---------- DATA ROWS
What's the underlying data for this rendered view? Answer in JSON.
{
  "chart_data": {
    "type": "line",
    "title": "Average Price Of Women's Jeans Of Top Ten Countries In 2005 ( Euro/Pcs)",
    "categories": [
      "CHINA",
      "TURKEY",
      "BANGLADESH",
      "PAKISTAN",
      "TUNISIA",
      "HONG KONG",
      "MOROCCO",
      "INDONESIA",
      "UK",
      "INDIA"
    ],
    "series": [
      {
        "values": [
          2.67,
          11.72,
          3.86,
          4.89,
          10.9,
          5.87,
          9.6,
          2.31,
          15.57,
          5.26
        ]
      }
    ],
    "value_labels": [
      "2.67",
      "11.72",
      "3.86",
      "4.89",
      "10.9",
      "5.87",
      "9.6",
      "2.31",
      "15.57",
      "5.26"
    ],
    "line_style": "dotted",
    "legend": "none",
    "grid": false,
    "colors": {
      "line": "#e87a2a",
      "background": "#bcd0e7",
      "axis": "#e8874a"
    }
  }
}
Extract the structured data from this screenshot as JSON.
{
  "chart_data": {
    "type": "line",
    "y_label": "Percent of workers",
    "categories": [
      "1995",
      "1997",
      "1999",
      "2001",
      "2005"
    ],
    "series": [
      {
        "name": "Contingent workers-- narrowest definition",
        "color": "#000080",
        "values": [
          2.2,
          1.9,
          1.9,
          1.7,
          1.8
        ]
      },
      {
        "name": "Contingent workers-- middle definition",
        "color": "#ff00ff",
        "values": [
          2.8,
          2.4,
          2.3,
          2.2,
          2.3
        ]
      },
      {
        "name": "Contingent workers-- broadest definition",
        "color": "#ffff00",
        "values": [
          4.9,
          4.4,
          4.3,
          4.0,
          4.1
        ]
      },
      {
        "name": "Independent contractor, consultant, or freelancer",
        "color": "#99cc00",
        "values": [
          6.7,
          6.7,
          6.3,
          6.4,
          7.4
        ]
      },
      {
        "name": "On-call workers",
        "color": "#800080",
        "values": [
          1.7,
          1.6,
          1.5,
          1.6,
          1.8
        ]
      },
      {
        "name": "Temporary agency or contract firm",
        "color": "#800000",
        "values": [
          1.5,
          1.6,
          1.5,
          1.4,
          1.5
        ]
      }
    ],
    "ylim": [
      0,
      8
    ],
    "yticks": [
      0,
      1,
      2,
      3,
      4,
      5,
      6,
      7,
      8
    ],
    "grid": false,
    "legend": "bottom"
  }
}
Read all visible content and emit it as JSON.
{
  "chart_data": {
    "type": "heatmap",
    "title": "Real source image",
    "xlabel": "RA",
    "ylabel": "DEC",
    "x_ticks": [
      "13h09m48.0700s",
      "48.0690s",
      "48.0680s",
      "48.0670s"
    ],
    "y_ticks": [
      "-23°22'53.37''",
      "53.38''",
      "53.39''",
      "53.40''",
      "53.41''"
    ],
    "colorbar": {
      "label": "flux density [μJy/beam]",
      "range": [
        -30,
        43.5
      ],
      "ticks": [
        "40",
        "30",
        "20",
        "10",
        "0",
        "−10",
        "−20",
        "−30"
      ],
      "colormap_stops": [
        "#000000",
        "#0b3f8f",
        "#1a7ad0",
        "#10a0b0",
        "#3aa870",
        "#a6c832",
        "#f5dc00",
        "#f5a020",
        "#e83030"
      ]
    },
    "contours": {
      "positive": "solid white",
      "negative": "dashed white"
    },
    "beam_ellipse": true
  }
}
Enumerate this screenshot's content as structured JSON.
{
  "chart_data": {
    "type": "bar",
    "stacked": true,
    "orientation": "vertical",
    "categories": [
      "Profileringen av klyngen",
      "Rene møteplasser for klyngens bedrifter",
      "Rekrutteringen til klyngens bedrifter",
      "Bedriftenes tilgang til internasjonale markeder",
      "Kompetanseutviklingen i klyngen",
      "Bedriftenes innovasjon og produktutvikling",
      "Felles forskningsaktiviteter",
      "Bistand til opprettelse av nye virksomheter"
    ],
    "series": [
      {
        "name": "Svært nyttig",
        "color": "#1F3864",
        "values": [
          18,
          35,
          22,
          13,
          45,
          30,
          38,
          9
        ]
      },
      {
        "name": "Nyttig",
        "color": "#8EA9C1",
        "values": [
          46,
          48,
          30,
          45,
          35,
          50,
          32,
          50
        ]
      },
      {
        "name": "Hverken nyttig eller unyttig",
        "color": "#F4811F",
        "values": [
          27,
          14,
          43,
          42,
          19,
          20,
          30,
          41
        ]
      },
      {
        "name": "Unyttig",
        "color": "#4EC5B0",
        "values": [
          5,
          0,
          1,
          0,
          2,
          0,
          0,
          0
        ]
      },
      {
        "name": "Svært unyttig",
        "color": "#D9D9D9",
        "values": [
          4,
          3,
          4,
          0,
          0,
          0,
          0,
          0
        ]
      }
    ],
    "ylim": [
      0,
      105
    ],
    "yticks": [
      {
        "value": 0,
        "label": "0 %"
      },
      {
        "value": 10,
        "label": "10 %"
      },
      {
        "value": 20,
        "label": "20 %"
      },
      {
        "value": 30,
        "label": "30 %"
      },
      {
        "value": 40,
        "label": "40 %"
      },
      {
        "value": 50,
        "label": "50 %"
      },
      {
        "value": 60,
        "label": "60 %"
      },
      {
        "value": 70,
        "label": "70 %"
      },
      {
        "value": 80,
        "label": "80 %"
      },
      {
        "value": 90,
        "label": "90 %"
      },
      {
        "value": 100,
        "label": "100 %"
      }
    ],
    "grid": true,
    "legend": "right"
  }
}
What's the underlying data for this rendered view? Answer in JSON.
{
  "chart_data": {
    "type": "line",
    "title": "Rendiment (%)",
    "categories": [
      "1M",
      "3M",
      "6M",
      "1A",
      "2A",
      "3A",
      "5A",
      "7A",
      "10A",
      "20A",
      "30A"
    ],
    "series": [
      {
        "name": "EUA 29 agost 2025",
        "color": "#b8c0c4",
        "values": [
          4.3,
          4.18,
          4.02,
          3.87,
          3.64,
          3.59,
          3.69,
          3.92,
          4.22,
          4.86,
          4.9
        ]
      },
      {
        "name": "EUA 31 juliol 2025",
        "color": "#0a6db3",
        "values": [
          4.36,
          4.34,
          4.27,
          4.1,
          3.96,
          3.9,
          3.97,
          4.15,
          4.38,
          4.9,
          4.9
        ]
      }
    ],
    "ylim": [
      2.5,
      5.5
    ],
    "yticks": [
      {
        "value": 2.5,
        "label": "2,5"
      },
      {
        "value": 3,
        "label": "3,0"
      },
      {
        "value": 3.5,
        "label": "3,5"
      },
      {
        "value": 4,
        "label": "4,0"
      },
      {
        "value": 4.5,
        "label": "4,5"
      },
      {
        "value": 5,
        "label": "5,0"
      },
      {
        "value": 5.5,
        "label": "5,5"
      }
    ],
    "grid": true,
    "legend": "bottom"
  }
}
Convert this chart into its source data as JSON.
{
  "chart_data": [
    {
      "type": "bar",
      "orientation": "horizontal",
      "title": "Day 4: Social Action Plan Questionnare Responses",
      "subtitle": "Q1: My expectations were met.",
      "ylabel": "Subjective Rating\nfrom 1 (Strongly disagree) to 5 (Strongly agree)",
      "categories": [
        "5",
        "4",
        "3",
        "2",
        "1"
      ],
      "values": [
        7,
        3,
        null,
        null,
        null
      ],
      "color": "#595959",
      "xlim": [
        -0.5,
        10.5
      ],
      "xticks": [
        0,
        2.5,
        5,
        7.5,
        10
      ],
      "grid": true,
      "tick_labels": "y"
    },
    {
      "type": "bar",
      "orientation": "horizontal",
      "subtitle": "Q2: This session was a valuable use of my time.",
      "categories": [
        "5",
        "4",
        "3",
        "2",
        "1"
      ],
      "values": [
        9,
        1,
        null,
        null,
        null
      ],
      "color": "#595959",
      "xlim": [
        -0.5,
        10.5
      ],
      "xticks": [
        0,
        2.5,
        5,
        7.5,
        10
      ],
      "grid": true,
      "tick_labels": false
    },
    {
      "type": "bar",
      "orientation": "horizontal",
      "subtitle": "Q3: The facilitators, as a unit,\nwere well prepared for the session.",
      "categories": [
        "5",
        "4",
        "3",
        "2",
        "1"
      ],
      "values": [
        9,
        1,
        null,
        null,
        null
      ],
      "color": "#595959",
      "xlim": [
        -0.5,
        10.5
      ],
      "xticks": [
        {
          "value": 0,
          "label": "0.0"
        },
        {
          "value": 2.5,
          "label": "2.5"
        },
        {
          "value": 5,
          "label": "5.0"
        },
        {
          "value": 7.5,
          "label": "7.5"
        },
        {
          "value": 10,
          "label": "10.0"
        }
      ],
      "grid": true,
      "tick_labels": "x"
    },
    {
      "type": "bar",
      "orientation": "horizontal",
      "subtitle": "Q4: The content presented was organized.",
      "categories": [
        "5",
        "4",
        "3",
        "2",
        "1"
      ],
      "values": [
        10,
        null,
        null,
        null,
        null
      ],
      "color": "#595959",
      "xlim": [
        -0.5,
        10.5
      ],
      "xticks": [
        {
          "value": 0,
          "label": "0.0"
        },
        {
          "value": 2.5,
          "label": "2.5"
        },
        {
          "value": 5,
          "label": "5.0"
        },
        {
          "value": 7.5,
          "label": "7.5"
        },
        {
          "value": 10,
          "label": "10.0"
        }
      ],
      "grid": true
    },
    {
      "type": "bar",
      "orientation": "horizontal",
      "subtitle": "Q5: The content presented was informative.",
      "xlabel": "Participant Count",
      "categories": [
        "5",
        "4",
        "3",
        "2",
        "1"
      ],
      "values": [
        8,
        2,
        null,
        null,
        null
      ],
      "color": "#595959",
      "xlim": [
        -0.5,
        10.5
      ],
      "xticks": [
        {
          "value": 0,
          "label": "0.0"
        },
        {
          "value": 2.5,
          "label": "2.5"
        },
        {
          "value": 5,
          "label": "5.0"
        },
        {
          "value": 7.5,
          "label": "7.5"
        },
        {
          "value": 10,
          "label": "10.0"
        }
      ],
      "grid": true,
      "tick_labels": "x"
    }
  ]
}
--------------------
• _PROBLEM DESCRIPTION_: Some lines of the data above may hold the word "bedrifter"; report how many do, and nothing else.

• _ANSWER TO THIS PROBLEM_: 2